[Begin RECORDS TO USE]
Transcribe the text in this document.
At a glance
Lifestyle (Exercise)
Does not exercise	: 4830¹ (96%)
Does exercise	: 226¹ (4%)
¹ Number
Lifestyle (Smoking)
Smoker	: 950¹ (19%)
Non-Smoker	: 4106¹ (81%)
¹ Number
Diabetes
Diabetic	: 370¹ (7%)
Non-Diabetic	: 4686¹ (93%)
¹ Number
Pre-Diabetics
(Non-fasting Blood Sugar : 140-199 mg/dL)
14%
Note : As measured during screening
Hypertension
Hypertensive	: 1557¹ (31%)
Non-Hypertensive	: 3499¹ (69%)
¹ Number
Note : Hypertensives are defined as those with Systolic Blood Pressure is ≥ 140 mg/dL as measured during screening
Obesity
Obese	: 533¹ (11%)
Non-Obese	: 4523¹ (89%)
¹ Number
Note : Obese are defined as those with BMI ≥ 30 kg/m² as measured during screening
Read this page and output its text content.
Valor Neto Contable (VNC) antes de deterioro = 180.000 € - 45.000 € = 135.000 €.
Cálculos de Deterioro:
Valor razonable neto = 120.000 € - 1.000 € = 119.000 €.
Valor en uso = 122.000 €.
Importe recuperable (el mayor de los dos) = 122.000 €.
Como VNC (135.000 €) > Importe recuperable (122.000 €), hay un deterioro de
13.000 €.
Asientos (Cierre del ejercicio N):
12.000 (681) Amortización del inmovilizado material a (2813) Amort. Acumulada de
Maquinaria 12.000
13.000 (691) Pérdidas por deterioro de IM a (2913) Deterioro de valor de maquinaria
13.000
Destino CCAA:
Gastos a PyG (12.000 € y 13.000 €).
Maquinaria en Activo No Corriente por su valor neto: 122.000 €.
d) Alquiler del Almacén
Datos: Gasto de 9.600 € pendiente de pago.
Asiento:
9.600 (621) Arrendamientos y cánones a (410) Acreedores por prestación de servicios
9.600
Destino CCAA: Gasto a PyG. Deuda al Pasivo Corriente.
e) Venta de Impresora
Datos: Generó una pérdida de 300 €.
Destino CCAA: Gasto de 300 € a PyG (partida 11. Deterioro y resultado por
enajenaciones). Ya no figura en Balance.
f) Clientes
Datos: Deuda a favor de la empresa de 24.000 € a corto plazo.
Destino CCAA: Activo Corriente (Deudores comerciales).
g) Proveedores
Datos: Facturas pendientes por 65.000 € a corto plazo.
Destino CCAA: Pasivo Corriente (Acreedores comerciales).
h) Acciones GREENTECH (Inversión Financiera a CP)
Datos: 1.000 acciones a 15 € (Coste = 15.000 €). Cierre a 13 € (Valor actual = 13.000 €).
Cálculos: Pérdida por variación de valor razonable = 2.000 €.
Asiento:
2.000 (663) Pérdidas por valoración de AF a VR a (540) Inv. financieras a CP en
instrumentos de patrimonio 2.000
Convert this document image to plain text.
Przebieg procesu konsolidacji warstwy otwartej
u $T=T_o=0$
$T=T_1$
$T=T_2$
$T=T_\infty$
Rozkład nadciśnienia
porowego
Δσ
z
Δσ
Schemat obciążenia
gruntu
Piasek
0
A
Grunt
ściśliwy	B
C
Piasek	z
[End RECORDS TO USE]
In this exercise, repeat all entries exactly.

Transcribe the text in this document.
At a glance
Lifestyle (Exercise)
Does not exercise	: 4830¹ (96%)
Does exercise	: 226¹ (4%)
¹ Number
Lifestyle (Smoking)
Smoker	: 950¹ (19%)
Non-Smoker	: 4106¹ (81%)
¹ Number
Diabetes
Diabetic	: 370¹ (7%)
Non-Diabetic	: 4686¹ (93%)
¹ Number
Pre-Diabetics
(Non-fasting Blood Sugar : 140-199 mg/dL)
14%
Note : As measured during screening
Hypertension
Hypertensive	: 1557¹ (31%)
Non-Hypertensive	: 3499¹ (69%)
¹ Number
Note : Hypertensives are defined as those with Systolic Blood Pressure is ≥ 140 mg/dL as measured during screening
Obesity
Obese	: 533¹ (11%)
Non-Obese	: 4523¹ (89%)
¹ Number
Note : Obese are defined as those with BMI ≥ 30 kg/m² as measured during screening
Read this page and output its text content.
Valor Neto Contable (VNC) antes de deterioro = 180.000 € - 45.000 € = 135.000 €.
Cálculos de Deterioro:
Valor razonable neto = 120.000 € - 1.000 € = 119.000 €.
Valor en uso = 122.000 €.
Importe recuperable (el mayor de los dos) = 122.000 €.
Como VNC (135.000 €) > Importe recuperable (122.000 €), hay un deterioro de
13.000 €.
Asientos (Cierre del ejercicio N):
12.000 (681) Amortización del inmovilizado material a (2813) Amort. Acumulada de
Maquinaria 12.000
13.000 (691) Pérdidas por deterioro de IM a (2913) Deterioro de valor de maquinaria
13.000
Destino CCAA:
Gastos a PyG (12.000 € y 13.000 €).
Maquinaria en Activo No Corriente por su valor neto: 122.000 €.
d) Alquiler del Almacén
Datos: Gasto de 9.600 € pendiente de pago.
Asiento:
9.600 (621) Arrendamientos y cánones a (410) Acreedores por prestación de servicios
9.600
Destino CCAA: Gasto a PyG. Deuda al Pasivo Corriente.
e) Venta de Impresora
Datos: Generó una pérdida de 300 €.
Destino CCAA: Gasto de 300 € a PyG (partida 11. Deterioro y resultado por
enajenaciones). Ya no figura en Balance.
f) Clientes
Datos: Deuda a favor de la empresa de 24.000 € a corto plazo.
Destino CCAA: Activo Corriente (Deudores comerciales).
g) Proveedores
Datos: Facturas pendientes por 65.000 € a corto plazo.
Destino CCAA: Pasivo Corriente (Acreedores comerciales).
h) Acciones GREENTECH (Inversión Financiera a CP)
Datos: 1.000 acciones a 15 € (Coste = 15.000 €). Cierre a 13 € (Valor actual = 13.000 €).
Cálculos: Pérdida por variación de valor razonable = 2.000 €.
Asiento:
2.000 (663) Pérdidas por valoración de AF a VR a (540) Inv. financieras a CP en
instrumentos de patrimonio 2.000
Convert this document image to plain text.
Przebieg procesu konsolidacji warstwy otwartej
u $T=T_o=0$
$T=T_1$
$T=T_2$
$T=T_\infty$
Rozkład nadciśnienia
porowego
Δσ
z
Δσ
Schemat obciążenia
gruntu
Piasek
0
A
Grunt
ściśliwy	B
C
Piasek	z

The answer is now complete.